Reproduce every line of the material below, but drop the pictures.

Stored items:
────────────────────────────────────────
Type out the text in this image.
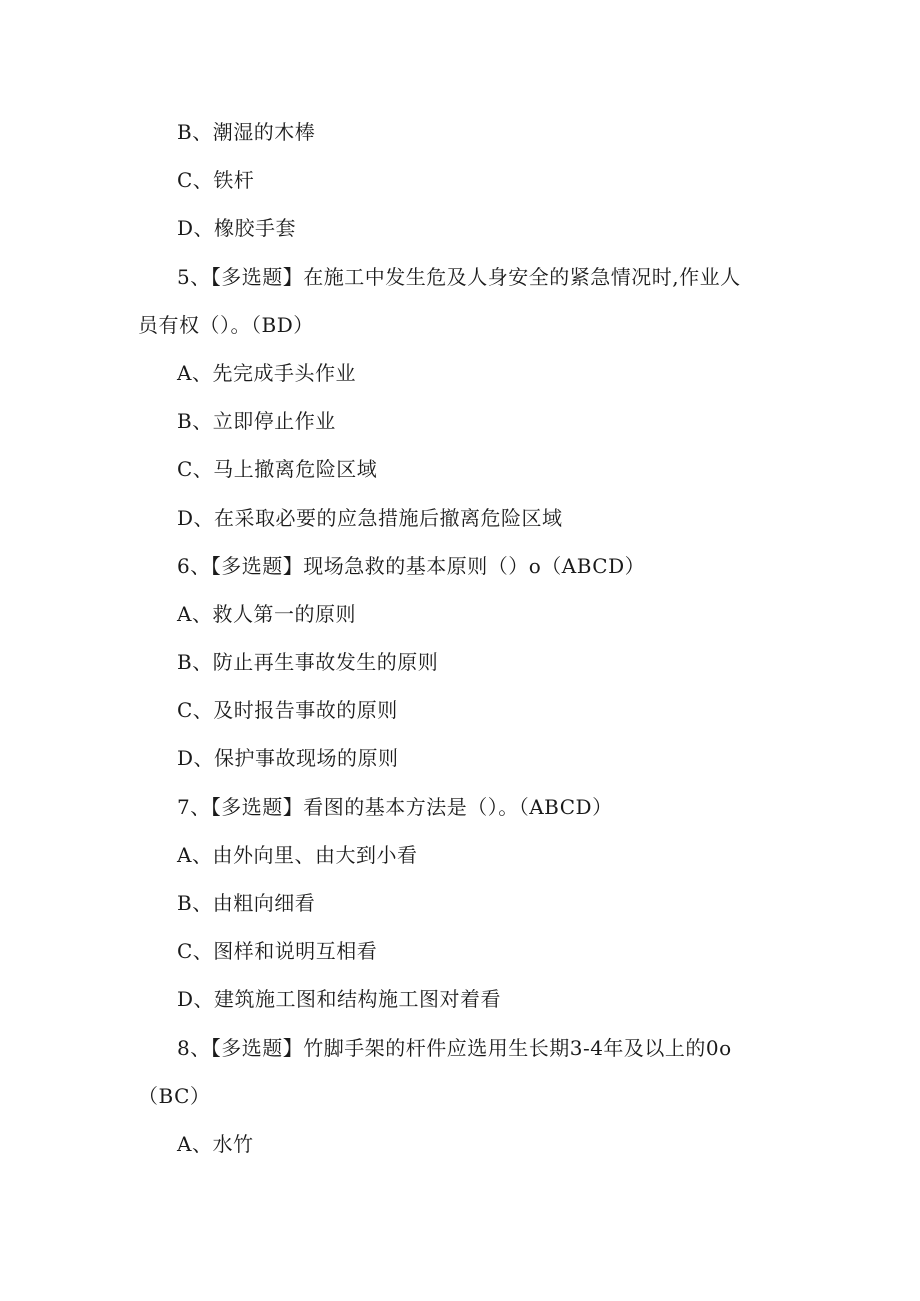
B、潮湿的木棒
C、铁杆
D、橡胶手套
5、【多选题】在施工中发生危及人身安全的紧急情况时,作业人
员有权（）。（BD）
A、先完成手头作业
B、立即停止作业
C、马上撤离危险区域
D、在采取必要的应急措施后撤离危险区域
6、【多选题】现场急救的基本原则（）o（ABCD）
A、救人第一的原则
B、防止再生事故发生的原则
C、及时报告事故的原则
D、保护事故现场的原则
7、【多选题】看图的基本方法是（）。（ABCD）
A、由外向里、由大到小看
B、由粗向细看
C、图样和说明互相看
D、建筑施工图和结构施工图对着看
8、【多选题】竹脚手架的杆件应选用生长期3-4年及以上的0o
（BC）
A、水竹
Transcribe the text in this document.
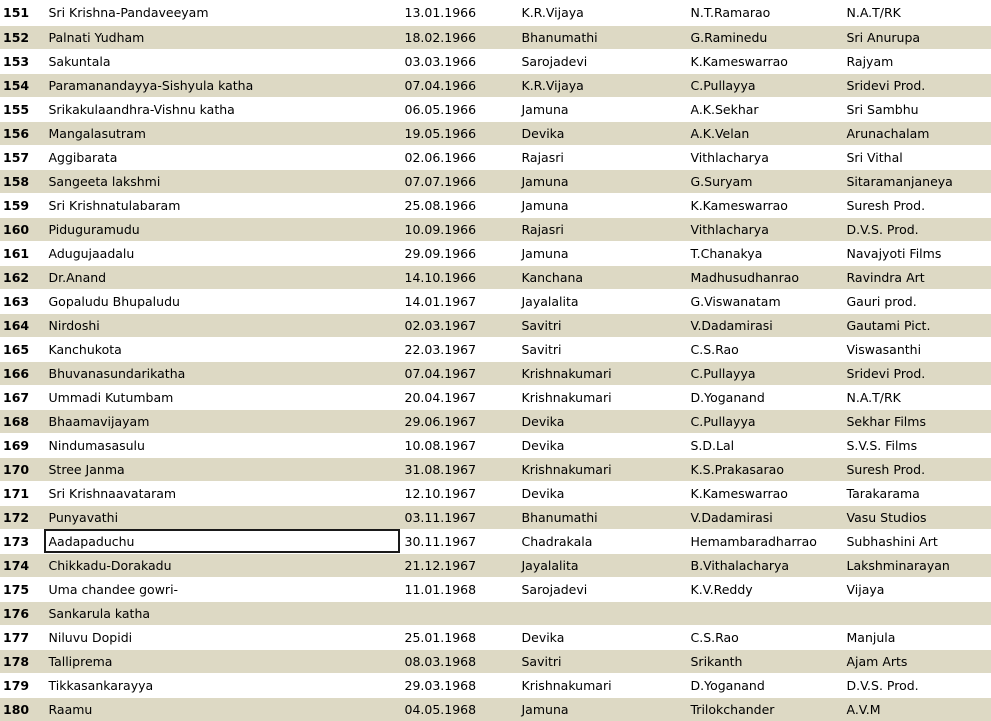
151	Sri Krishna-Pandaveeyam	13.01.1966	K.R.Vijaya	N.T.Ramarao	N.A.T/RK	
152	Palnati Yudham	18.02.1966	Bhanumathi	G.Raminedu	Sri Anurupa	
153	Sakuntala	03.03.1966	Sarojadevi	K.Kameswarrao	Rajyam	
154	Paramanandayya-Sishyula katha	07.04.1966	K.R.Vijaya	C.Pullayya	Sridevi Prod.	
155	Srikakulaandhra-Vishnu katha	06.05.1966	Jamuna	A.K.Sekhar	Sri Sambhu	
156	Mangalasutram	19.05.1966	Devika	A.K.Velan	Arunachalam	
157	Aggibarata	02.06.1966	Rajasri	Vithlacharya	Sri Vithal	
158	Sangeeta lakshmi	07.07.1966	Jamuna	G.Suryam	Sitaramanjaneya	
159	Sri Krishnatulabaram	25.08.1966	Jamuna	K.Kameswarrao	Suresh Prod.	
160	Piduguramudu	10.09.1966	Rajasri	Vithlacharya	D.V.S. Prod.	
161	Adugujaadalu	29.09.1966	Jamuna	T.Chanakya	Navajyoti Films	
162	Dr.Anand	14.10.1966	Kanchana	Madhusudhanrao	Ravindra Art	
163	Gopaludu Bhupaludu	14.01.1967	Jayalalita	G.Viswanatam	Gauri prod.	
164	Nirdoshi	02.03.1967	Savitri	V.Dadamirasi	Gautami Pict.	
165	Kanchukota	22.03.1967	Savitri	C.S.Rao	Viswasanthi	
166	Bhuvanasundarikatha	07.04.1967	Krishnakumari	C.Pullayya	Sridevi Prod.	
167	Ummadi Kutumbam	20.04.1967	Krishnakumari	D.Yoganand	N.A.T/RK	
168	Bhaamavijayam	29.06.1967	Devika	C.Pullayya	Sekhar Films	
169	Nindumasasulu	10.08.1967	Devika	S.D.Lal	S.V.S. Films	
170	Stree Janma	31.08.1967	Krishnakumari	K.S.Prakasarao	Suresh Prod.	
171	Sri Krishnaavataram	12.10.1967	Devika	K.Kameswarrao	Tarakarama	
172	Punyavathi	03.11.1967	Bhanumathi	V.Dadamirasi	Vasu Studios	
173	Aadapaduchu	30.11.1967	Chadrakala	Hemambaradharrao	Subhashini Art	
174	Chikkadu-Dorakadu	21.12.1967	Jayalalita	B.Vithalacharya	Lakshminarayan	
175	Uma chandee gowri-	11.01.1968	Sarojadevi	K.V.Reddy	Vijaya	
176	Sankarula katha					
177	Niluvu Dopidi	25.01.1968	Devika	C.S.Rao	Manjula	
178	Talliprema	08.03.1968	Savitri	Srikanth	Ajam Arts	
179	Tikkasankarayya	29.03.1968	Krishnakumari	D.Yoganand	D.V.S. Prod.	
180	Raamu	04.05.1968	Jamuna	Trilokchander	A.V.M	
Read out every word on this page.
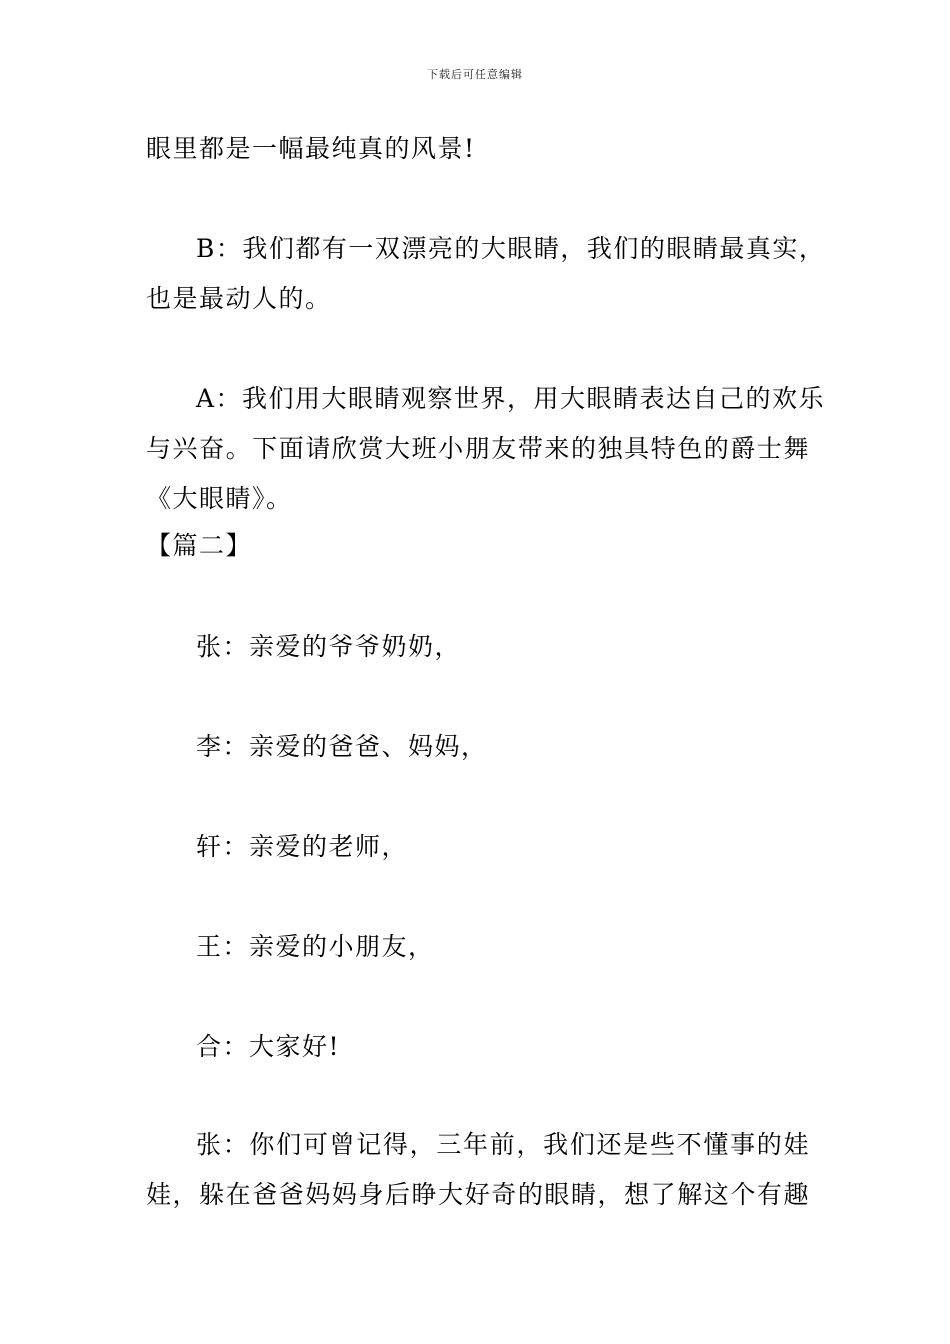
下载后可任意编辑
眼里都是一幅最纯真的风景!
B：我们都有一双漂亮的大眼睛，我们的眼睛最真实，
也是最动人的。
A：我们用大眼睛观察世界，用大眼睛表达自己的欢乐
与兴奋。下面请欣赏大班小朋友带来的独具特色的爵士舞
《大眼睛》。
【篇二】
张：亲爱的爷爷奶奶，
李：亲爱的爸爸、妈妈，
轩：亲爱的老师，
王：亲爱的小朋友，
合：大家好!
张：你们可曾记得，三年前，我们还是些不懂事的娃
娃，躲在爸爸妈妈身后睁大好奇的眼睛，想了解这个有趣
────────────────────────────────────────
[Task solution]
Type out the text in this image.
B、潮湿的木棒
C、铁杆
D、橡胶手套
5、【多选题】在施工中发生危及人身安全的紧急情况时,作业人
员有权（）。（BD）
A、先完成手头作业
B、立即停止作业
C、马上撤离危险区域
D、在采取必要的应急措施后撤离危险区域
6、【多选题】现场急救的基本原则（）o（ABCD）
A、救人第一的原则
B、防止再生事故发生的原则
C、及时报告事故的原则
D、保护事故现场的原则
7、【多选题】看图的基本方法是（）。（ABCD）
A、由外向里、由大到小看
B、由粗向细看
C、图样和说明互相看
D、建筑施工图和结构施工图对着看
8、【多选题】竹脚手架的杆件应选用生长期3-4年及以上的0o
（BC）
A、水竹
Transcribe the text in this document.
151	Sri Krishna-Pandaveeyam	13.01.1966	K.R.Vijaya	N.T.Ramarao	N.A.T/RK	
152	Palnati Yudham	18.02.1966	Bhanumathi	G.Raminedu	Sri Anurupa	
153	Sakuntala	03.03.1966	Sarojadevi	K.Kameswarrao	Rajyam	
154	Paramanandayya-Sishyula katha	07.04.1966	K.R.Vijaya	C.Pullayya	Sridevi Prod.	
155	Srikakulaandhra-Vishnu katha	06.05.1966	Jamuna	A.K.Sekhar	Sri Sambhu	
156	Mangalasutram	19.05.1966	Devika	A.K.Velan	Arunachalam	
157	Aggibarata	02.06.1966	Rajasri	Vithlacharya	Sri Vithal	
158	Sangeeta lakshmi	07.07.1966	Jamuna	G.Suryam	Sitaramanjaneya	
159	Sri Krishnatulabaram	25.08.1966	Jamuna	K.Kameswarrao	Suresh Prod.	
160	Piduguramudu	10.09.1966	Rajasri	Vithlacharya	D.V.S. Prod.	
161	Adugujaadalu	29.09.1966	Jamuna	T.Chanakya	Navajyoti Films	
162	Dr.Anand	14.10.1966	Kanchana	Madhusudhanrao	Ravindra Art	
163	Gopaludu Bhupaludu	14.01.1967	Jayalalita	G.Viswanatam	Gauri prod.	
164	Nirdoshi	02.03.1967	Savitri	V.Dadamirasi	Gautami Pict.	
165	Kanchukota	22.03.1967	Savitri	C.S.Rao	Viswasanthi	
166	Bhuvanasundarikatha	07.04.1967	Krishnakumari	C.Pullayya	Sridevi Prod.	
167	Ummadi Kutumbam	20.04.1967	Krishnakumari	D.Yoganand	N.A.T/RK	
168	Bhaamavijayam	29.06.1967	Devika	C.Pullayya	Sekhar Films	
169	Nindumasasulu	10.08.1967	Devika	S.D.Lal	S.V.S. Films	
170	Stree Janma	31.08.1967	Krishnakumari	K.S.Prakasarao	Suresh Prod.	
171	Sri Krishnaavataram	12.10.1967	Devika	K.Kameswarrao	Tarakarama	
172	Punyavathi	03.11.1967	Bhanumathi	V.Dadamirasi	Vasu Studios	
173	Aadapaduchu	30.11.1967	Chadrakala	Hemambaradharrao	Subhashini Art	
174	Chikkadu-Dorakadu	21.12.1967	Jayalalita	B.Vithalacharya	Lakshminarayan	
175	Uma chandee gowri-	11.01.1968	Sarojadevi	K.V.Reddy	Vijaya	
176	Sankarula katha					
177	Niluvu Dopidi	25.01.1968	Devika	C.S.Rao	Manjula	
178	Talliprema	08.03.1968	Savitri	Srikanth	Ajam Arts	
179	Tikkasankarayya	29.03.1968	Krishnakumari	D.Yoganand	D.V.S. Prod.	
180	Raamu	04.05.1968	Jamuna	Trilokchander	A.V.M	
Read out every word on this page.
下载后可任意编辑
眼里都是一幅最纯真的风景!
B：我们都有一双漂亮的大眼睛，我们的眼睛最真实，
也是最动人的。
A：我们用大眼睛观察世界，用大眼睛表达自己的欢乐
与兴奋。下面请欣赏大班小朋友带来的独具特色的爵士舞
《大眼睛》。
【篇二】
张：亲爱的爷爷奶奶，
李：亲爱的爸爸、妈妈，
轩：亲爱的老师，
王：亲爱的小朋友，
合：大家好!
张：你们可曾记得，三年前，我们还是些不懂事的娃
娃，躲在爸爸妈妈身后睁大好奇的眼睛，想了解这个有趣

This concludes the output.